Stored records
** START **
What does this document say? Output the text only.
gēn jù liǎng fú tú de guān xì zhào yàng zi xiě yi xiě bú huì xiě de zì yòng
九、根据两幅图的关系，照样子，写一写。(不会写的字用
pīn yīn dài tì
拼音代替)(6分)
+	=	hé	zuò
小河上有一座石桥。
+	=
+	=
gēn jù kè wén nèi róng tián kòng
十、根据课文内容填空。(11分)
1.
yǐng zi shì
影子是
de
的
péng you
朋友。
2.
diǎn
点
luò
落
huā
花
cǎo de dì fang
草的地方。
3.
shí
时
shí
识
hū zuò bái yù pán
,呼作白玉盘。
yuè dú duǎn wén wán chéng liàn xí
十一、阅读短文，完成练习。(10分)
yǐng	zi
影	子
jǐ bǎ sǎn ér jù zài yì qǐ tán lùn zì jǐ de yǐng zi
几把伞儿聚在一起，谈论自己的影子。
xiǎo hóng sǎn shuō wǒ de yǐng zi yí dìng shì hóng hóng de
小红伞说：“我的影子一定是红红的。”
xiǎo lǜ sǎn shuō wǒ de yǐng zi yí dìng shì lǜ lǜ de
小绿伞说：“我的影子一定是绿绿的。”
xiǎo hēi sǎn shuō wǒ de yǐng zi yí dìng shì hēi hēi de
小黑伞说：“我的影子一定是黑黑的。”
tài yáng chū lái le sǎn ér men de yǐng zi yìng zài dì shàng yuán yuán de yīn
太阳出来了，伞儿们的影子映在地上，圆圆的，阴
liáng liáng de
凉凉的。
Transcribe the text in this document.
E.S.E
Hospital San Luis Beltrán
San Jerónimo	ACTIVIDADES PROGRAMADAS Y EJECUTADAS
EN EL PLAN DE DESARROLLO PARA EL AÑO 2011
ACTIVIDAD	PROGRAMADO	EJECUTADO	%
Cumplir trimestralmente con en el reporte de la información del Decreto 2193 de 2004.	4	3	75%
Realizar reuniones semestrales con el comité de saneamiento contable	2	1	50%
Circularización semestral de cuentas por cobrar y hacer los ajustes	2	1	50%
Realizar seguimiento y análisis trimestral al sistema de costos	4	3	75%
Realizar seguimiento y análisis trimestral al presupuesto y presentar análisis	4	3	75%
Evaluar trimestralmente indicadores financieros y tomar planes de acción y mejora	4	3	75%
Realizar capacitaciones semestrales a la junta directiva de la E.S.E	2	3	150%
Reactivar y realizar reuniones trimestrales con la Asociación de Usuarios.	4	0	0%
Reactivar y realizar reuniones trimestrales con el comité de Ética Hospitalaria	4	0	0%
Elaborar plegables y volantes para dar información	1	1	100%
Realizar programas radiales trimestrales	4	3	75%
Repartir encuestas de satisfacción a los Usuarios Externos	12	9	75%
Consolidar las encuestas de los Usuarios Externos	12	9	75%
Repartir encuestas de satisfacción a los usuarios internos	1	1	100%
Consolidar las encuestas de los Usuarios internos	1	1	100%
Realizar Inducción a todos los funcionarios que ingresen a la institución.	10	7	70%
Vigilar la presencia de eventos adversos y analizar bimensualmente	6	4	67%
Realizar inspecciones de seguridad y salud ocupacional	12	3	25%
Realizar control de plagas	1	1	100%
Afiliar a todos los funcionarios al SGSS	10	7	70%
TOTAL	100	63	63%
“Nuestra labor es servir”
** END **
Given problem -
Would you copy out each line exactly as written?

Task response -
What does this document say? Output the text only.
gēn jù liǎng fú tú de guān xì zhào yàng zi xiě yi xiě bú huì xiě de zì yòng
九、根据两幅图的关系，照样子，写一写。(不会写的字用
pīn yīn dài tì
拼音代替)(6分)
+	=	hé	zuò
小河上有一座石桥。
+	=
+	=
gēn jù kè wén nèi róng tián kòng
十、根据课文内容填空。(11分)
1.
yǐng zi shì
影子是
de
的
péng you
朋友。
2.
diǎn
点
luò
落
huā
花
cǎo de dì fang
草的地方。
3.
shí
时
shí
识
hū zuò bái yù pán
,呼作白玉盘。
yuè dú duǎn wén wán chéng liàn xí
十一、阅读短文，完成练习。(10分)
yǐng	zi
影	子
jǐ bǎ sǎn ér jù zài yì qǐ tán lùn zì jǐ de yǐng zi
几把伞儿聚在一起，谈论自己的影子。
xiǎo hóng sǎn shuō wǒ de yǐng zi yí dìng shì hóng hóng de
小红伞说：“我的影子一定是红红的。”
xiǎo lǜ sǎn shuō wǒ de yǐng zi yí dìng shì lǜ lǜ de
小绿伞说：“我的影子一定是绿绿的。”
xiǎo hēi sǎn shuō wǒ de yǐng zi yí dìng shì hēi hēi de
小黑伞说：“我的影子一定是黑黑的。”
tài yáng chū lái le sǎn ér men de yǐng zi yìng zài dì shàng yuán yuán de yīn
太阳出来了，伞儿们的影子映在地上，圆圆的，阴
liáng liáng de
凉凉的。
Transcribe the text in this document.
E.S.E
Hospital San Luis Beltrán
San Jerónimo	ACTIVIDADES PROGRAMADAS Y EJECUTADAS
EN EL PLAN DE DESARROLLO PARA EL AÑO 2011
ACTIVIDAD	PROGRAMADO	EJECUTADO	%
Cumplir trimestralmente con en el reporte de la información del Decreto 2193 de 2004.	4	3	75%
Realizar reuniones semestrales con el comité de saneamiento contable	2	1	50%
Circularización semestral de cuentas por cobrar y hacer los ajustes	2	1	50%
Realizar seguimiento y análisis trimestral al sistema de costos	4	3	75%
Realizar seguimiento y análisis trimestral al presupuesto y presentar análisis	4	3	75%
Evaluar trimestralmente indicadores financieros y tomar planes de acción y mejora	4	3	75%
Realizar capacitaciones semestrales a la junta directiva de la E.S.E	2	3	150%
Reactivar y realizar reuniones trimestrales con la Asociación de Usuarios.	4	0	0%
Reactivar y realizar reuniones trimestrales con el comité de Ética Hospitalaria	4	0	0%
Elaborar plegables y volantes para dar información	1	1	100%
Realizar programas radiales trimestrales	4	3	75%
Repartir encuestas de satisfacción a los Usuarios Externos	12	9	75%
Consolidar las encuestas de los Usuarios Externos	12	9	75%
Repartir encuestas de satisfacción a los usuarios internos	1	1	100%
Consolidar las encuestas de los Usuarios internos	1	1	100%
Realizar Inducción a todos los funcionarios que ingresen a la institución.	10	7	70%
Vigilar la presencia de eventos adversos y analizar bimensualmente	6	4	67%
Realizar inspecciones de seguridad y salud ocupacional	12	3	25%
Realizar control de plagas	1	1	100%
Afiliar a todos los funcionarios al SGSS	10	7	70%
TOTAL	100	63	63%
“Nuestra labor es servir”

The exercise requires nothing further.